• [WHAT IS BEING ASKED]
List the lines of this listing that hold the word "color".
## Begin RECORDS SHOWN
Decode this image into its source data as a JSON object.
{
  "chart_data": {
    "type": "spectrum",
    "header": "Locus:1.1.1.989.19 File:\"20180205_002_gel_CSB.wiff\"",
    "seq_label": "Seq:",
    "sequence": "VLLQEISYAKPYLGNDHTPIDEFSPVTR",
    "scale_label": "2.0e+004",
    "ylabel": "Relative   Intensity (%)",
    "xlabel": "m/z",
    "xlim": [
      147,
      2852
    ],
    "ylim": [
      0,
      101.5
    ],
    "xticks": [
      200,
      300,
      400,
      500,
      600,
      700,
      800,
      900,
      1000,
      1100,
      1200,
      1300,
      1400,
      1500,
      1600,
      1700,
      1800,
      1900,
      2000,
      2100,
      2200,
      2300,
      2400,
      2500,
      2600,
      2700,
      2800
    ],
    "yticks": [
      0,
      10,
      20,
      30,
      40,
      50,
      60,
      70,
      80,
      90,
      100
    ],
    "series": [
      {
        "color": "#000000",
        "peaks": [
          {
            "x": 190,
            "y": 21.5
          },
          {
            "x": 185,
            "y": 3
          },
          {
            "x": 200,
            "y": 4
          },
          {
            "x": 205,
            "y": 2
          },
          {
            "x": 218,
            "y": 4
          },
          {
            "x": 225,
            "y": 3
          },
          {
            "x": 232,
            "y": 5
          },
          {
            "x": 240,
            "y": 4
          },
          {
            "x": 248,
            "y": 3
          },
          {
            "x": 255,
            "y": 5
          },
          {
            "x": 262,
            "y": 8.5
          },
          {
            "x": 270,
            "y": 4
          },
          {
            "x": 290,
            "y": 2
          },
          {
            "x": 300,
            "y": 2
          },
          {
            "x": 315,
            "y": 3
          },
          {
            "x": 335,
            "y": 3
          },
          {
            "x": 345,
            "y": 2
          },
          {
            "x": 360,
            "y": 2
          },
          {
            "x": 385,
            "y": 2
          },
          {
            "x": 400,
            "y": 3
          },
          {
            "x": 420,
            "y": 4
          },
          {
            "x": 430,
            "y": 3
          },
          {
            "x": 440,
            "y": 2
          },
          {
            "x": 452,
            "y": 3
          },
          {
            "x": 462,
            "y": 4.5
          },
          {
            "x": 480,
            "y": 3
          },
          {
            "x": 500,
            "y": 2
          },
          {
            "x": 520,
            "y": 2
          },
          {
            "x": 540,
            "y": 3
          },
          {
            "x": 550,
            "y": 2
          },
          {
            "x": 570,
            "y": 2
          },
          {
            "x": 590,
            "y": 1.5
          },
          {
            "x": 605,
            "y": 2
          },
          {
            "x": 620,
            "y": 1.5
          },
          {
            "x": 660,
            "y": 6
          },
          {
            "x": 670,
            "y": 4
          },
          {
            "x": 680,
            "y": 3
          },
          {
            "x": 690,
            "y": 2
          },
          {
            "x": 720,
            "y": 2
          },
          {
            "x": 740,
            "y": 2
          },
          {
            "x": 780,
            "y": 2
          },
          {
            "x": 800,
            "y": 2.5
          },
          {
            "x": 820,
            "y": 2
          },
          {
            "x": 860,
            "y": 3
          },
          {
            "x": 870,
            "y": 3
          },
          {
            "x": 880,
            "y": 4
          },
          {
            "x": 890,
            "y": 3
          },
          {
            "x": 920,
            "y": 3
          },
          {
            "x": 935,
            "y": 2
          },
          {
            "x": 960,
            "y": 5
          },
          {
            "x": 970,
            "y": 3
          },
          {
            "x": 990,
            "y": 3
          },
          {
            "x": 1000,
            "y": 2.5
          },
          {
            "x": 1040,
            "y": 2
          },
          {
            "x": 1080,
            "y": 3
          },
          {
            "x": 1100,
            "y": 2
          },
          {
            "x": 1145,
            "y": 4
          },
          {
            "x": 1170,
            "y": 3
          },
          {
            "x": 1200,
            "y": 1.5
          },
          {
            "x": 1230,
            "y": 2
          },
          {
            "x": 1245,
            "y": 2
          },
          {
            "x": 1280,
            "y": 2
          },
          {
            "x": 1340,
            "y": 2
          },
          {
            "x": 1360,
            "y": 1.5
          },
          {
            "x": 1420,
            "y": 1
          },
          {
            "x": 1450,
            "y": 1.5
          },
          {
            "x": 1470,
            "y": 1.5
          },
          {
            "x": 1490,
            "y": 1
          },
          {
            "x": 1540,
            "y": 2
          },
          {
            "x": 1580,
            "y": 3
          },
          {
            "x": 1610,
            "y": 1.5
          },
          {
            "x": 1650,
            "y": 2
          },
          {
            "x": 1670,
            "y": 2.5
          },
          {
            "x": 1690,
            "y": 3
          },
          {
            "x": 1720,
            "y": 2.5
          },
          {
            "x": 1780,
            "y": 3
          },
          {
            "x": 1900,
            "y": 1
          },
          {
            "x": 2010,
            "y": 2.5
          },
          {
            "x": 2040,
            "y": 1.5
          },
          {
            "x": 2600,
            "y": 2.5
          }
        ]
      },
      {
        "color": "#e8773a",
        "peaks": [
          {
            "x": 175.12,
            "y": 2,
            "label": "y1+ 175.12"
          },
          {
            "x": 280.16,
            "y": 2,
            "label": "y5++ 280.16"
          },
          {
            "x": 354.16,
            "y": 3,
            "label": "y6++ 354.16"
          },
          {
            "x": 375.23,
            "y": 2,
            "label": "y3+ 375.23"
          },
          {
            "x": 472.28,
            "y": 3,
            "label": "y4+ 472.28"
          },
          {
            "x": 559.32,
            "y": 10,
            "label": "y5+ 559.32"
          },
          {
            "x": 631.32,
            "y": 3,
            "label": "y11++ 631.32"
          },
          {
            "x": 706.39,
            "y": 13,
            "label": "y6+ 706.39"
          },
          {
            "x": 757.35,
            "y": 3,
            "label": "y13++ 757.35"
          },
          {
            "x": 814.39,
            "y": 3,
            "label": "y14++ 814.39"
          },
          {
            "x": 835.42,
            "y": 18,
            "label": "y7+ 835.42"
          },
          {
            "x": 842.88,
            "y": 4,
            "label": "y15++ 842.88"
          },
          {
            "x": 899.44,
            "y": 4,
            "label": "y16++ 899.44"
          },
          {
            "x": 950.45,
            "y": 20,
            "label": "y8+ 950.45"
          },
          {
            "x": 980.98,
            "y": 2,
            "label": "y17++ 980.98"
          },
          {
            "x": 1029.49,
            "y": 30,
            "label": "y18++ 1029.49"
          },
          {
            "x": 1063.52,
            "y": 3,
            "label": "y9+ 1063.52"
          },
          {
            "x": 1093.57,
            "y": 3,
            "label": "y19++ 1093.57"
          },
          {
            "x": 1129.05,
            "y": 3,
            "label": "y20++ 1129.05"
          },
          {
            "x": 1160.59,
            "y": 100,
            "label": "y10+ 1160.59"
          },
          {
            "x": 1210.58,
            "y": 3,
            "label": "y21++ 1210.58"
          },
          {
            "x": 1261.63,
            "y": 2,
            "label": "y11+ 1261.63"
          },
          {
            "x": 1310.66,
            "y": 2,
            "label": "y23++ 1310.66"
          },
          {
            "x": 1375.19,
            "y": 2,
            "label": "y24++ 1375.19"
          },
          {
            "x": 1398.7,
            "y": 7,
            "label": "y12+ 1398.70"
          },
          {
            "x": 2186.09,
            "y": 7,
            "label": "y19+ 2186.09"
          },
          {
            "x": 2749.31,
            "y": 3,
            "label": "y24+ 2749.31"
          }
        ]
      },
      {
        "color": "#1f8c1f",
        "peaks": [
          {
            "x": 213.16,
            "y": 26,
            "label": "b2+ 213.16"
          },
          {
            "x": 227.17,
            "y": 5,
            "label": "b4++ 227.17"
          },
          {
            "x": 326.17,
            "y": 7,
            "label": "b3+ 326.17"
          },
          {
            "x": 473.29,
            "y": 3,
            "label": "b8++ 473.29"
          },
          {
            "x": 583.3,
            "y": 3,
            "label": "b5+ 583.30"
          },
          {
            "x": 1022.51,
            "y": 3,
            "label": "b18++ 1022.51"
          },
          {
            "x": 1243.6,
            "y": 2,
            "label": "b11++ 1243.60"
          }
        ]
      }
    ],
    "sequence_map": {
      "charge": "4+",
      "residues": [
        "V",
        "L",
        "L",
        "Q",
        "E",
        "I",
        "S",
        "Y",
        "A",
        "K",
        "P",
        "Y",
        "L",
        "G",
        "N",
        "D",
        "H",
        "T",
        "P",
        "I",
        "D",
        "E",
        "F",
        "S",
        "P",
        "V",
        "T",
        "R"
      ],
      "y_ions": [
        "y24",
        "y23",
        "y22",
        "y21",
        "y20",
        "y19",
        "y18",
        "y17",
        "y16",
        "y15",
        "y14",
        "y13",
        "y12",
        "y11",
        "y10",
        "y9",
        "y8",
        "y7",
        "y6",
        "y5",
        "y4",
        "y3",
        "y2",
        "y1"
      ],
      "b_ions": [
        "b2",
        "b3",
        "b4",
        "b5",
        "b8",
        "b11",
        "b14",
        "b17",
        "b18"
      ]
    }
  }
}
## End RECORDS SHOWN
• [REPLY]
        "color": "#000000",
        "color": "#e8773a",
        "color": "#1f8c1f",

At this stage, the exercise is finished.